— start GIVEN INFORMATION —

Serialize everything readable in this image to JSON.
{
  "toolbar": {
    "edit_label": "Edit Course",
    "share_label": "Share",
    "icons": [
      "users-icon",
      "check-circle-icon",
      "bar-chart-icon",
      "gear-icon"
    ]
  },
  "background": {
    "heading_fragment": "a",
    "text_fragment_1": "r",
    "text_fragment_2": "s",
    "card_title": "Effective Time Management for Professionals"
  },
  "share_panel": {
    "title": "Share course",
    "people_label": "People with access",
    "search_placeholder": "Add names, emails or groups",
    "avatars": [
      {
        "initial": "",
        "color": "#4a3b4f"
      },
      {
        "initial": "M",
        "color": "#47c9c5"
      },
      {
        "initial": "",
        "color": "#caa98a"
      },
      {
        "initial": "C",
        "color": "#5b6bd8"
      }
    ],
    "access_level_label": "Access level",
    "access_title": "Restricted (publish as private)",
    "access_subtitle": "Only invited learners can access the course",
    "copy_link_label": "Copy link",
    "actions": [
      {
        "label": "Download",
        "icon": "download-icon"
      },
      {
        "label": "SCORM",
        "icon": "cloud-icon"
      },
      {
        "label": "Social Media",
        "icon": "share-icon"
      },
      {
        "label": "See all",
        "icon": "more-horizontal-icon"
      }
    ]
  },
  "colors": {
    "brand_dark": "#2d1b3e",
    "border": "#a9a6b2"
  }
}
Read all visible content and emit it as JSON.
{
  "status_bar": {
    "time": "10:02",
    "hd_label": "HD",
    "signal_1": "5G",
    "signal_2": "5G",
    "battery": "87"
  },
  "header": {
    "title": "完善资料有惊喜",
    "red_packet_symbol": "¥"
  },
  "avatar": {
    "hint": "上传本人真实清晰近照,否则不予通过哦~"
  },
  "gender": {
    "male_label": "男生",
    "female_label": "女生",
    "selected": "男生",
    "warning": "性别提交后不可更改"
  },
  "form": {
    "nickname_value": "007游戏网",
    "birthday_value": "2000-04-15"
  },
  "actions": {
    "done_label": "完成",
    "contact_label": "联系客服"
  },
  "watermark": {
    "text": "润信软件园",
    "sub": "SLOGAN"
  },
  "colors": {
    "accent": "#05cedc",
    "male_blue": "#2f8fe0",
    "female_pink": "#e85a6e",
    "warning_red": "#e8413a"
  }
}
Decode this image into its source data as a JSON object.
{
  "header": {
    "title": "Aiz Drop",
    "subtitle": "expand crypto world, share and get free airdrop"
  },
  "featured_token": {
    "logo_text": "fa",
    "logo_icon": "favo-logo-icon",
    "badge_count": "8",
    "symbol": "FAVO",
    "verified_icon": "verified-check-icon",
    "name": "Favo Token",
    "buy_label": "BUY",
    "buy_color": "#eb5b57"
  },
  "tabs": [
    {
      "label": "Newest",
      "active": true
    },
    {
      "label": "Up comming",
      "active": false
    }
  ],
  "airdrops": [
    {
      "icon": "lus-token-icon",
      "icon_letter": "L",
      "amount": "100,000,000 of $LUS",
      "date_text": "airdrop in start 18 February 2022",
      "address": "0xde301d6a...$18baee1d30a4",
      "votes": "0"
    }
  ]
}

— end GIVEN INFORMATION —

TASK DIRECTIONS
Transcribe every entry exactly, omitting nothing.

CORRECT RESPONSE
Serialize everything readable in this image to JSON.
{
  "toolbar": {
    "edit_label": "Edit Course",
    "share_label": "Share",
    "icons": [
      "users-icon",
      "check-circle-icon",
      "bar-chart-icon",
      "gear-icon"
    ]
  },
  "background": {
    "heading_fragment": "a",
    "text_fragment_1": "r",
    "text_fragment_2": "s",
    "card_title": "Effective Time Management for Professionals"
  },
  "share_panel": {
    "title": "Share course",
    "people_label": "People with access",
    "search_placeholder": "Add names, emails or groups",
    "avatars": [
      {
        "initial": "",
        "color": "#4a3b4f"
      },
      {
        "initial": "M",
        "color": "#47c9c5"
      },
      {
        "initial": "",
        "color": "#caa98a"
      },
      {
        "initial": "C",
        "color": "#5b6bd8"
      }
    ],
    "access_level_label": "Access level",
    "access_title": "Restricted (publish as private)",
    "access_subtitle": "Only invited learners can access the course",
    "copy_link_label": "Copy link",
    "actions": [
      {
        "label": "Download",
        "icon": "download-icon"
      },
      {
        "label": "SCORM",
        "icon": "cloud-icon"
      },
      {
        "label": "Social Media",
        "icon": "share-icon"
      },
      {
        "label": "See all",
        "icon": "more-horizontal-icon"
      }
    ]
  },
  "colors": {
    "brand_dark": "#2d1b3e",
    "border": "#a9a6b2"
  }
}
Read all visible content and emit it as JSON.
{
  "status_bar": {
    "time": "10:02",
    "hd_label": "HD",
    "signal_1": "5G",
    "signal_2": "5G",
    "battery": "87"
  },
  "header": {
    "title": "完善资料有惊喜",
    "red_packet_symbol": "¥"
  },
  "avatar": {
    "hint": "上传本人真实清晰近照,否则不予通过哦~"
  },
  "gender": {
    "male_label": "男生",
    "female_label": "女生",
    "selected": "男生",
    "warning": "性别提交后不可更改"
  },
  "form": {
    "nickname_value": "007游戏网",
    "birthday_value": "2000-04-15"
  },
  "actions": {
    "done_label": "完成",
    "contact_label": "联系客服"
  },
  "watermark": {
    "text": "润信软件园",
    "sub": "SLOGAN"
  },
  "colors": {
    "accent": "#05cedc",
    "male_blue": "#2f8fe0",
    "female_pink": "#e85a6e",
    "warning_red": "#e8413a"
  }
}
Decode this image into its source data as a JSON object.
{
  "header": {
    "title": "Aiz Drop",
    "subtitle": "expand crypto world, share and get free airdrop"
  },
  "featured_token": {
    "logo_text": "fa",
    "logo_icon": "favo-logo-icon",
    "badge_count": "8",
    "symbol": "FAVO",
    "verified_icon": "verified-check-icon",
    "name": "Favo Token",
    "buy_label": "BUY",
    "buy_color": "#eb5b57"
  },
  "tabs": [
    {
      "label": "Newest",
      "active": true
    },
    {
      "label": "Up comming",
      "active": false
    }
  ],
  "airdrops": [
    {
      "icon": "lus-token-icon",
      "icon_letter": "L",
      "amount": "100,000,000 of $LUS",
      "date_text": "airdrop in start 18 February 2022",
      "address": "0xde301d6a...$18baee1d30a4",
      "votes": "0"
    }
  ]
}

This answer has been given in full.